Records shown:
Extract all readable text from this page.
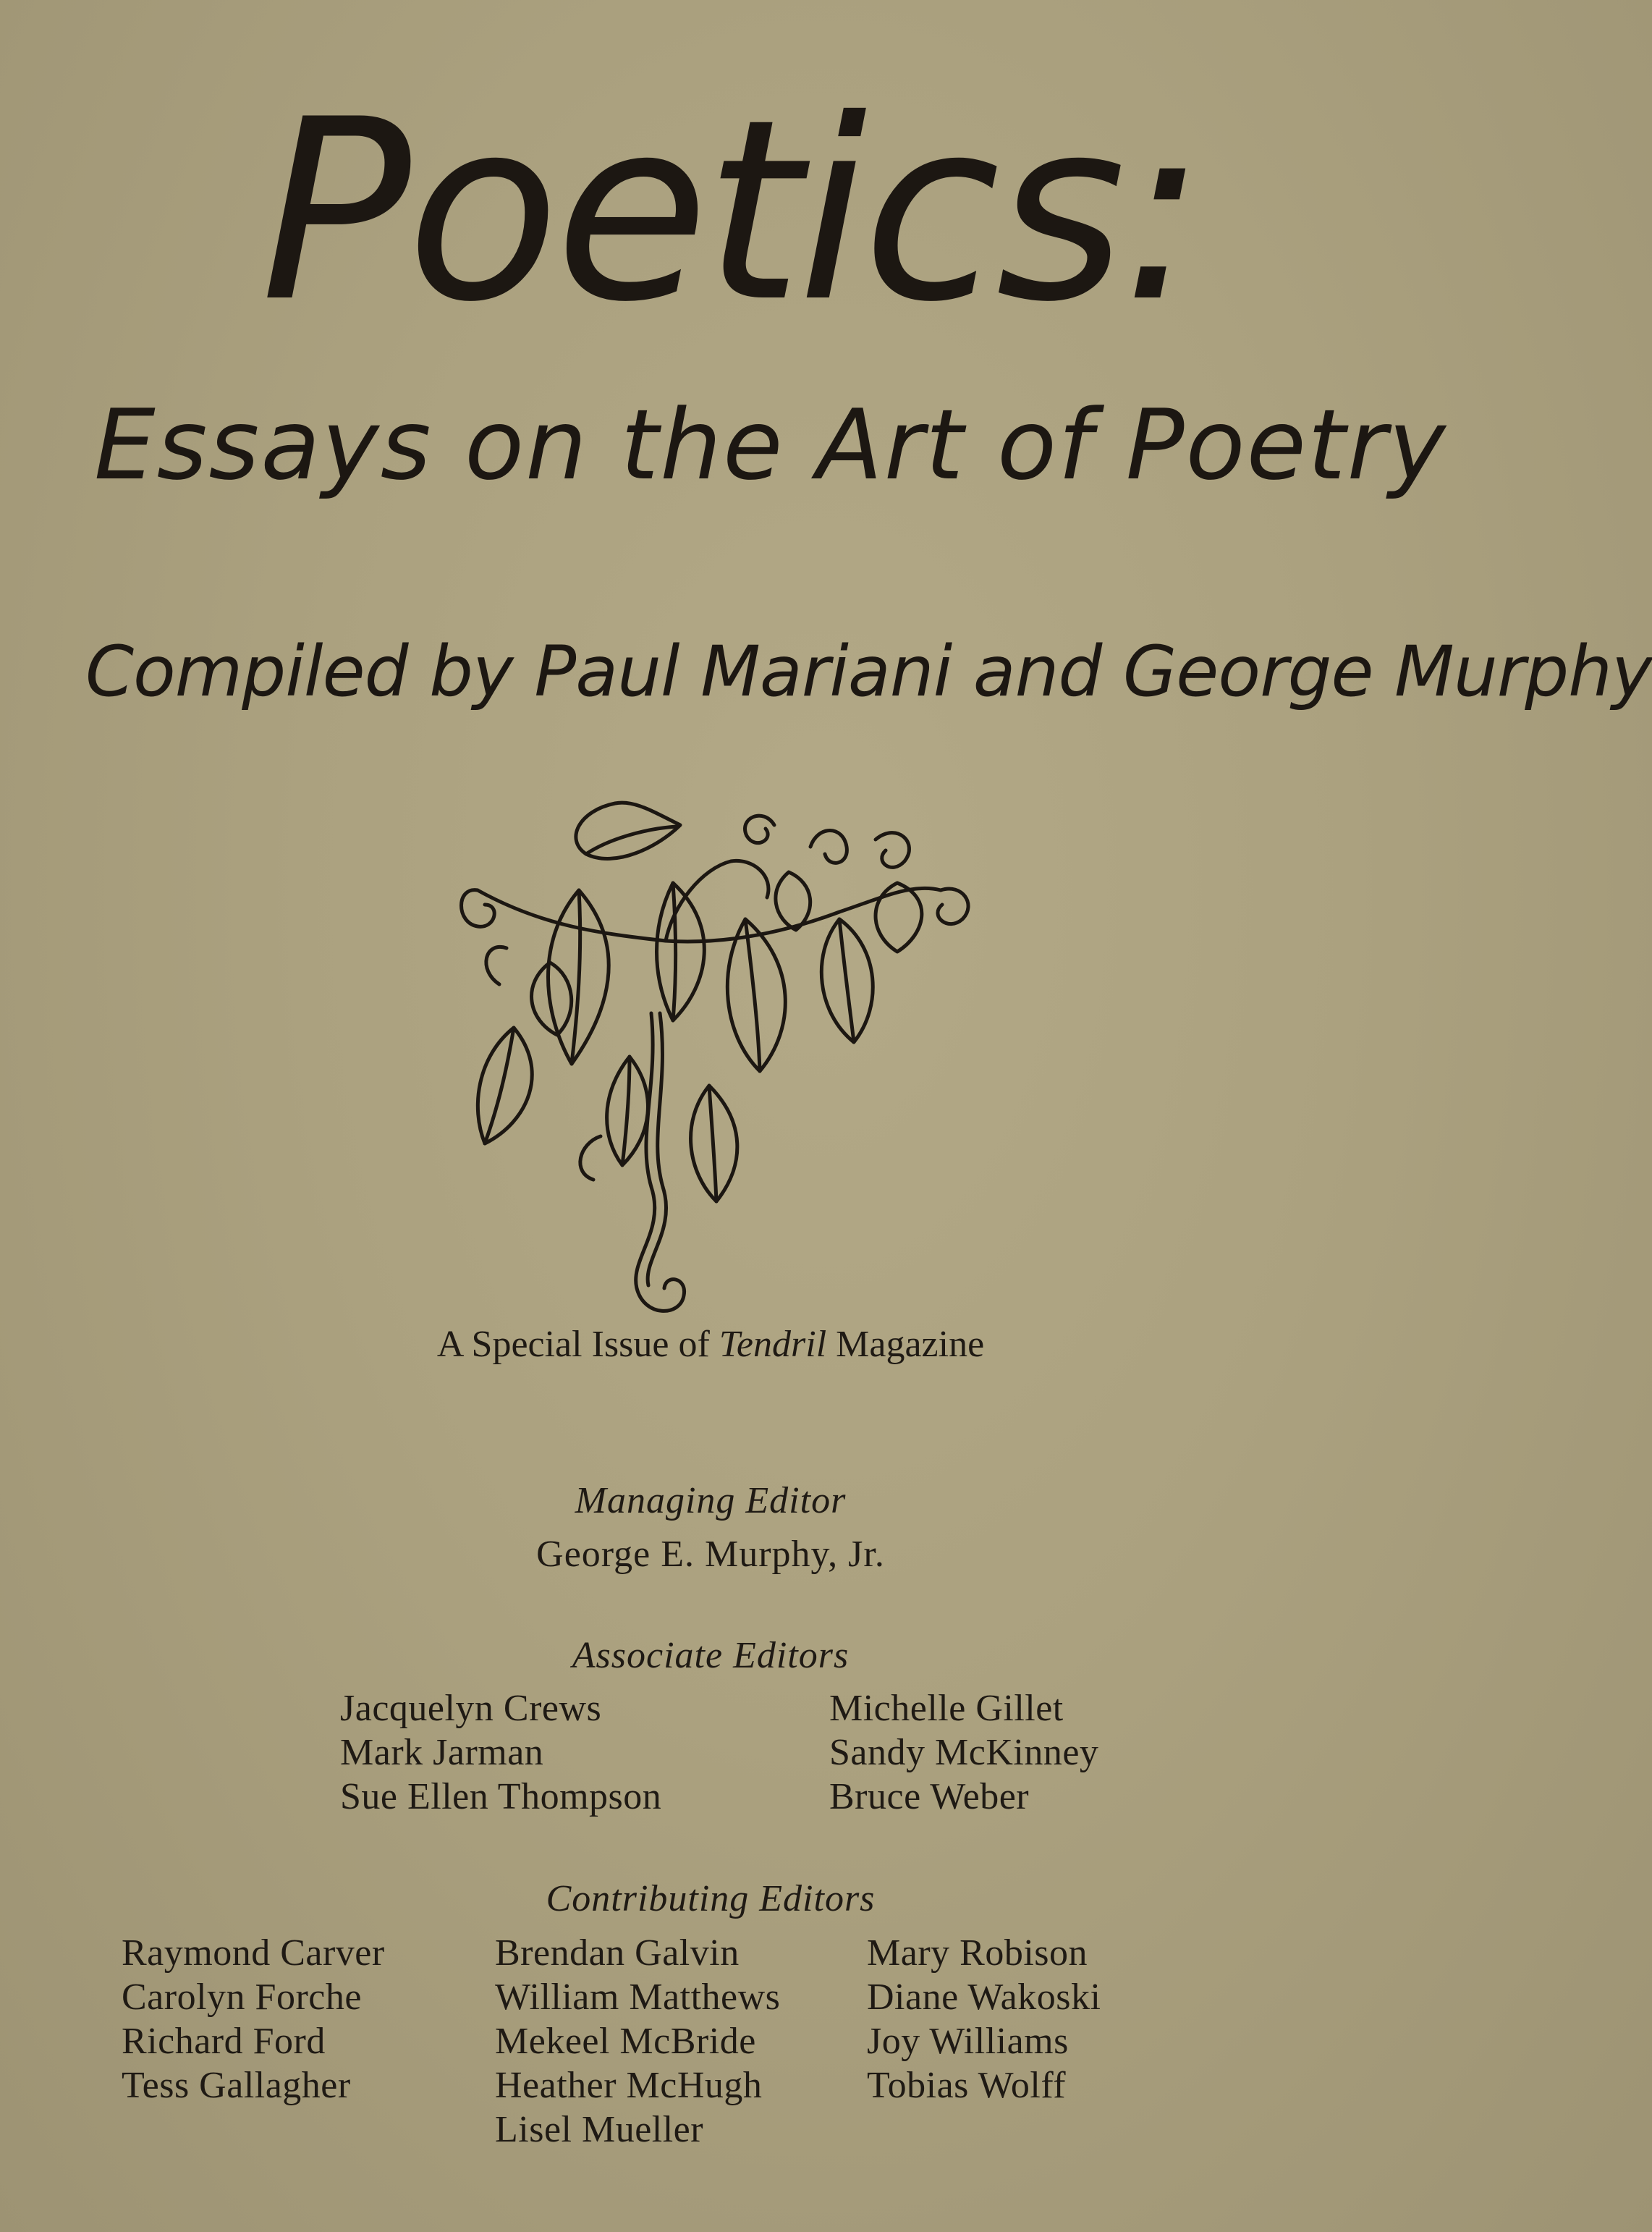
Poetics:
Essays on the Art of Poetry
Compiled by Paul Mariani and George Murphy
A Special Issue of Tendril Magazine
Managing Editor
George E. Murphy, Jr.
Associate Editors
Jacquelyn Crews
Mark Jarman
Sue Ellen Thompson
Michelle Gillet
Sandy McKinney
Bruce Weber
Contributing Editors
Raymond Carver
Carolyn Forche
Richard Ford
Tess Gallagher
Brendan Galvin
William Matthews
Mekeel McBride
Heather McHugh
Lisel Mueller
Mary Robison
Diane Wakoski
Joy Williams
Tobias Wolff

Given problem: Retype each record exactly as it stands, but do not include the pictures.

Exercise output:
Extract all readable text from this page.
Poetics:
Essays on the Art of Poetry
Compiled by Paul Mariani and George Murphy
A Special Issue of Tendril Magazine
Managing Editor
George E. Murphy, Jr.
Associate Editors
Jacquelyn Crews
Mark Jarman
Sue Ellen Thompson
Michelle Gillet
Sandy McKinney
Bruce Weber
Contributing Editors
Raymond Carver
Carolyn Forche
Richard Ford
Tess Gallagher
Brendan Galvin
William Matthews
Mekeel McBride
Heather McHugh
Lisel Mueller
Mary Robison
Diane Wakoski
Joy Williams
Tobias Wolff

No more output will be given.